====== INPUT ROWS

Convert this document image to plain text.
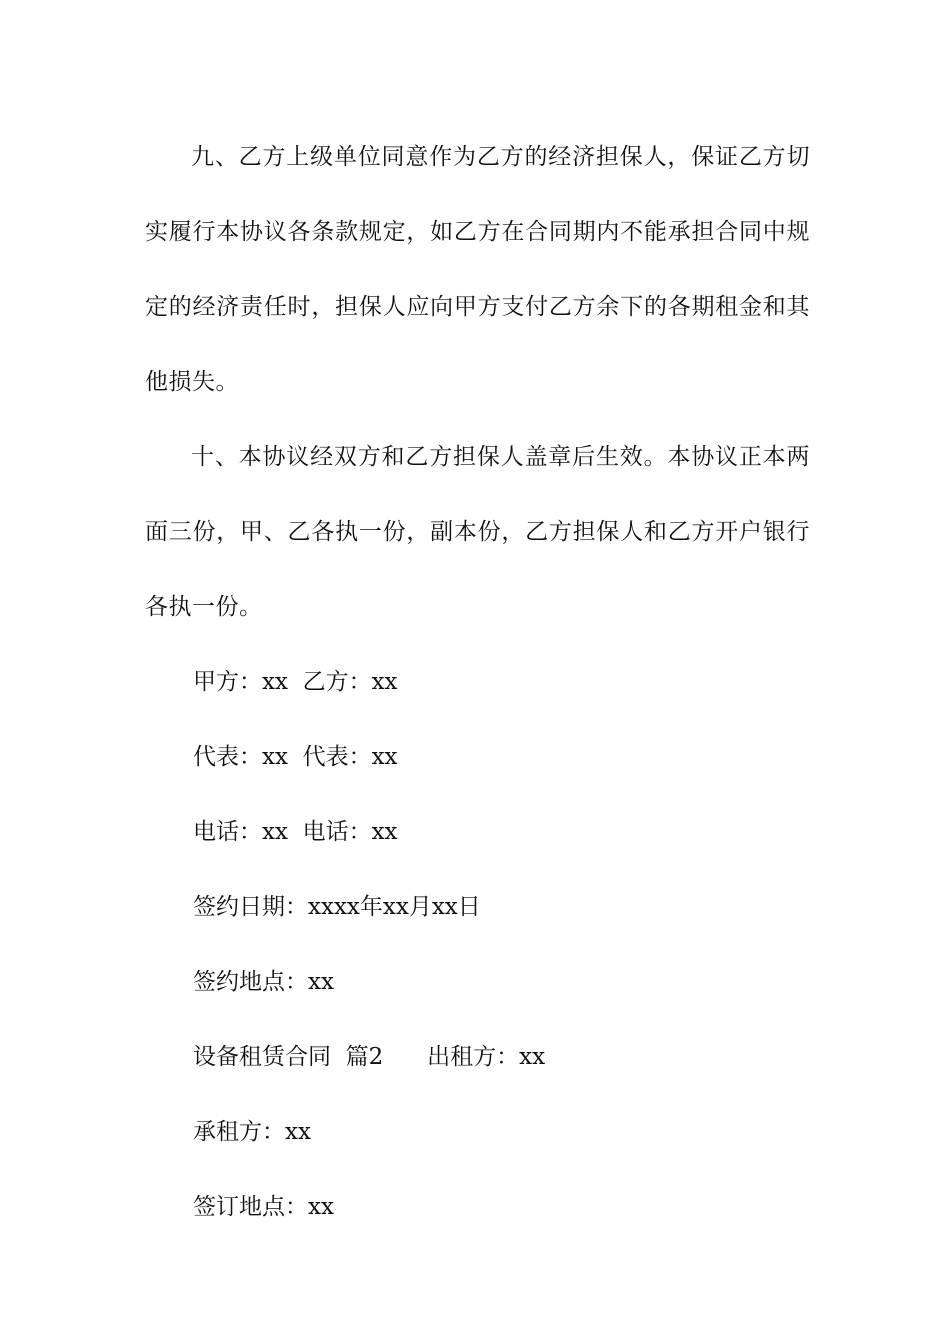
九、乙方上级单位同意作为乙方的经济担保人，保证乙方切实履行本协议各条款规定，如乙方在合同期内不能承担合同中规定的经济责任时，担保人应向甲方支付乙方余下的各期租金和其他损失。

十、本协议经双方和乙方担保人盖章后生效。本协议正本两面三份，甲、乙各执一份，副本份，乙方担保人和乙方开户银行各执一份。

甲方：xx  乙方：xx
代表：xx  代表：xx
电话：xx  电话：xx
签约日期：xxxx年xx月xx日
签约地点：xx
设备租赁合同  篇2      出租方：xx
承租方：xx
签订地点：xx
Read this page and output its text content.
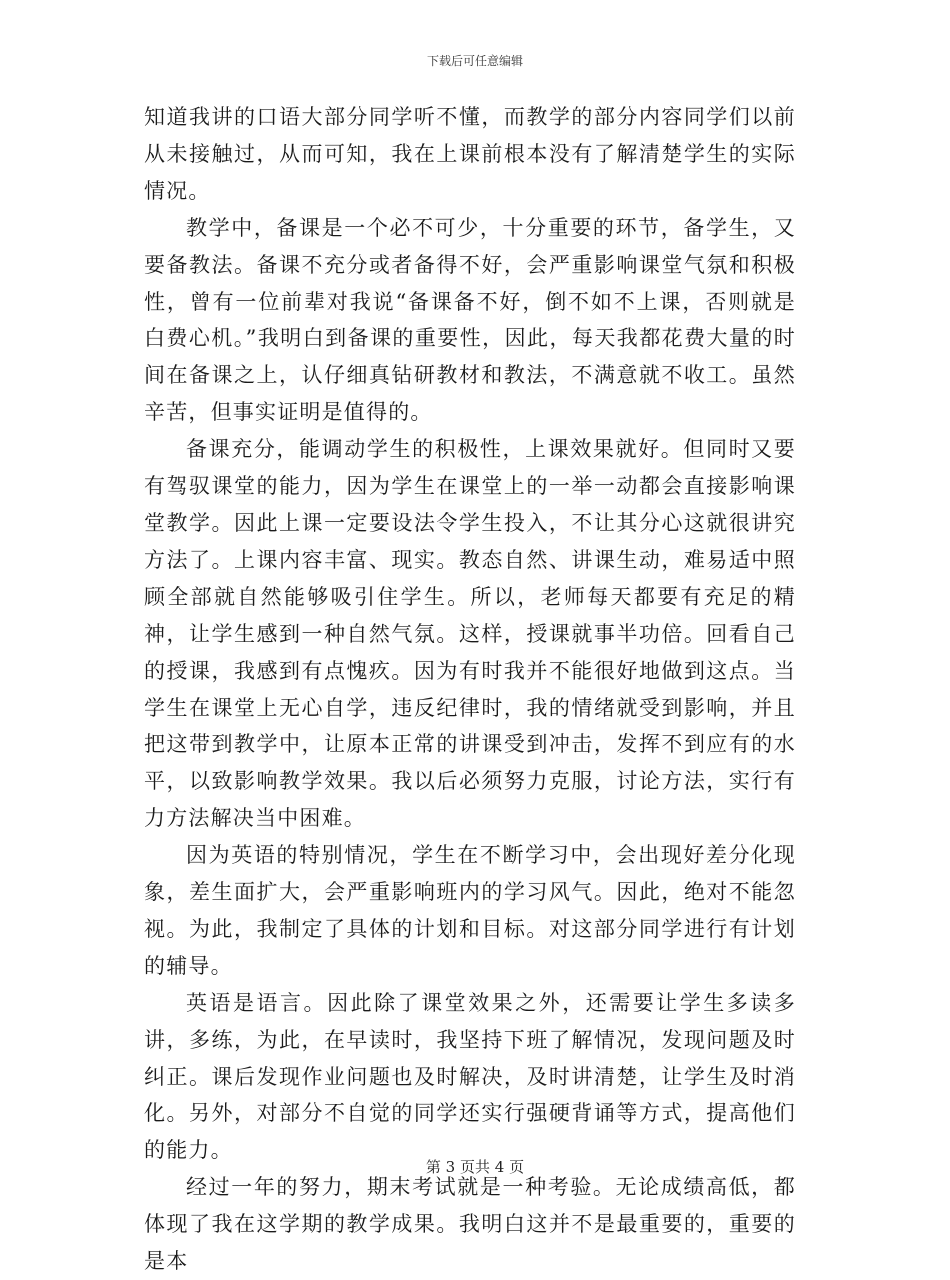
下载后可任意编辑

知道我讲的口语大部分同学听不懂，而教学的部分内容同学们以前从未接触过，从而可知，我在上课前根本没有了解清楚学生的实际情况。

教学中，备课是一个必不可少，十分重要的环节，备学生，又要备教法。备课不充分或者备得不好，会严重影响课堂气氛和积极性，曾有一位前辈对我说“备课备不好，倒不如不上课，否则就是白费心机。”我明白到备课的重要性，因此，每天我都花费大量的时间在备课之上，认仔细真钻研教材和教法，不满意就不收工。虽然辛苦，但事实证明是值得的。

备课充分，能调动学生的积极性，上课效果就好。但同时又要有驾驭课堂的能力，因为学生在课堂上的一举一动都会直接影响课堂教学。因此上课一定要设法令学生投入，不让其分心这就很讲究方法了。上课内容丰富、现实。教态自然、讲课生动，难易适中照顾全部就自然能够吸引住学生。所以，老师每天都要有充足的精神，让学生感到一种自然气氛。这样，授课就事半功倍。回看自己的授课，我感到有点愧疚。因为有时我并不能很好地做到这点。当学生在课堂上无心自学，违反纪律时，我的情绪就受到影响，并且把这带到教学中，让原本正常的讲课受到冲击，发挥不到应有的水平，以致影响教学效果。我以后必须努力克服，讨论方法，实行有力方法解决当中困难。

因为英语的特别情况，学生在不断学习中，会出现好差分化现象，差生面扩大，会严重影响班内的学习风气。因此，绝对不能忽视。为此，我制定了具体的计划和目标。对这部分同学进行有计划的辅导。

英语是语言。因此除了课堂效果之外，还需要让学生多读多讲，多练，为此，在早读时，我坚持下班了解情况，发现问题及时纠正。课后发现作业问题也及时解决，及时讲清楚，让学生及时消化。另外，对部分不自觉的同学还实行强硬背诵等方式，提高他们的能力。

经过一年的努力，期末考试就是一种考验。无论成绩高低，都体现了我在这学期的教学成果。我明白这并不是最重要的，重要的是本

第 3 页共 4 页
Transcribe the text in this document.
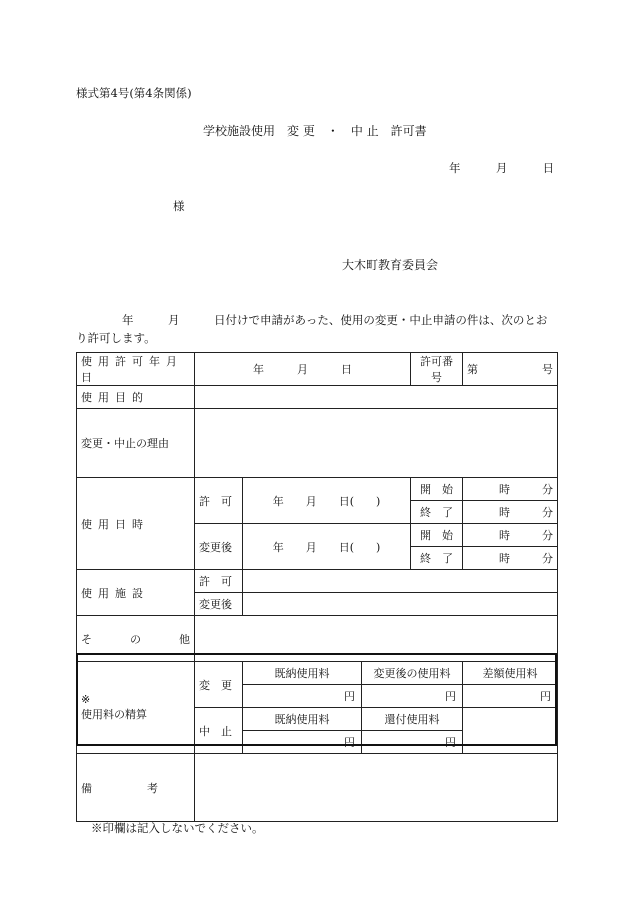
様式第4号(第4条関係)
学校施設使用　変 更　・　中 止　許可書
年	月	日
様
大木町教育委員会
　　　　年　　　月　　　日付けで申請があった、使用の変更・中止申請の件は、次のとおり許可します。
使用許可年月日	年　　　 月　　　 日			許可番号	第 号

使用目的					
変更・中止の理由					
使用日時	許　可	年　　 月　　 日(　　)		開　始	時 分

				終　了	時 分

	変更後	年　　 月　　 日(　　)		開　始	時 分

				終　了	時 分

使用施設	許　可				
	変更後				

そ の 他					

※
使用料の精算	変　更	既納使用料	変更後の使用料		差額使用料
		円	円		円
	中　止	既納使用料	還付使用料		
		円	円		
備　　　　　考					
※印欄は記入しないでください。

============

> [SET PROBLEM]: Copy every single line of the material above that holds "document".

> [TASK ANSWER]:
Convert this document image to plain text.
Transcribe the text in this document.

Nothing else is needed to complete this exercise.